▸ PROBLEM STATEMENT: Write out the records word for word, with no pictures.

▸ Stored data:
━━━━━━
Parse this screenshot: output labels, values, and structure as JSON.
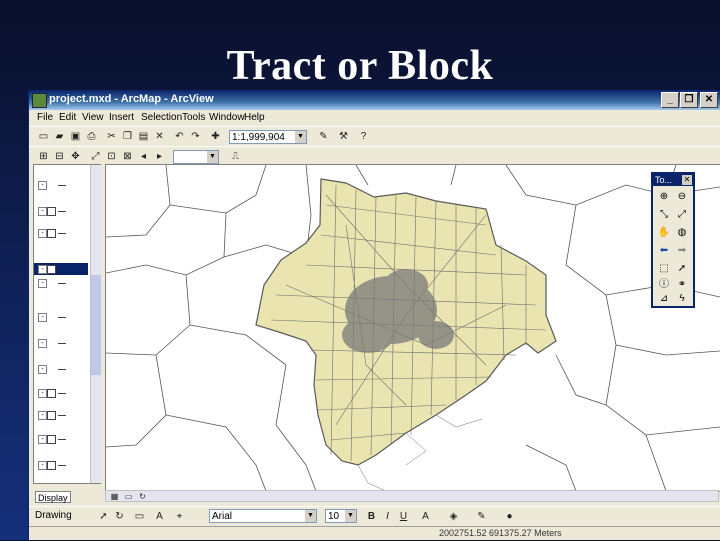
{
  "slide": {
    "title": "Tract or Block"
  },
  "window": {
    "title": "project.mxd - ArcMap - ArcView",
    "buttons": {
      "minimize": "_",
      "restore": "❐",
      "close": "✕"
    }
  },
  "menu": [
    "File",
    "Edit",
    "View",
    "Insert",
    "Selection",
    "Tools",
    "Window",
    "Help"
  ],
  "toolbar": {
    "scale": "1:1,999,904"
  },
  "toc": {
    "tab_display": "Display"
  },
  "tools_palette": {
    "title": "To..."
  },
  "drawing": {
    "label": "Drawing",
    "font": "Arial",
    "size": "10",
    "bold": "B",
    "italic": "I",
    "underline": "U"
  },
  "status": {
    "coordinates": "2002751.52  691375.27 Meters"
  },
  "colors": {
    "county_fill": "#e9e4b0",
    "tract_line": "#6e6e6e",
    "boundary_line": "#404040",
    "title_bar": "#0a246a"
  }
}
━━━━━━
▸ SOLUTION FOR THIS TASK:
Parse this screenshot: output labels, values, and structure as JSON.
{
  "slide": {
    "title": "Tract or Block"
  },
  "window": {
    "title": "project.mxd - ArcMap - ArcView",
    "buttons": {
      "minimize": "_",
      "restore": "❐",
      "close": "✕"
    }
  },
  "menu": [
    "File",
    "Edit",
    "View",
    "Insert",
    "Selection",
    "Tools",
    "Window",
    "Help"
  ],
  "toolbar": {
    "scale": "1:1,999,904"
  },
  "toc": {
    "tab_display": "Display"
  },
  "tools_palette": {
    "title": "To..."
  },
  "drawing": {
    "label": "Drawing",
    "font": "Arial",
    "size": "10",
    "bold": "B",
    "italic": "I",
    "underline": "U"
  },
  "status": {
    "coordinates": "2002751.52  691375.27 Meters"
  },
  "colors": {
    "county_fill": "#e9e4b0",
    "tract_line": "#6e6e6e",
    "boundary_line": "#404040",
    "title_bar": "#0a246a"
  }
}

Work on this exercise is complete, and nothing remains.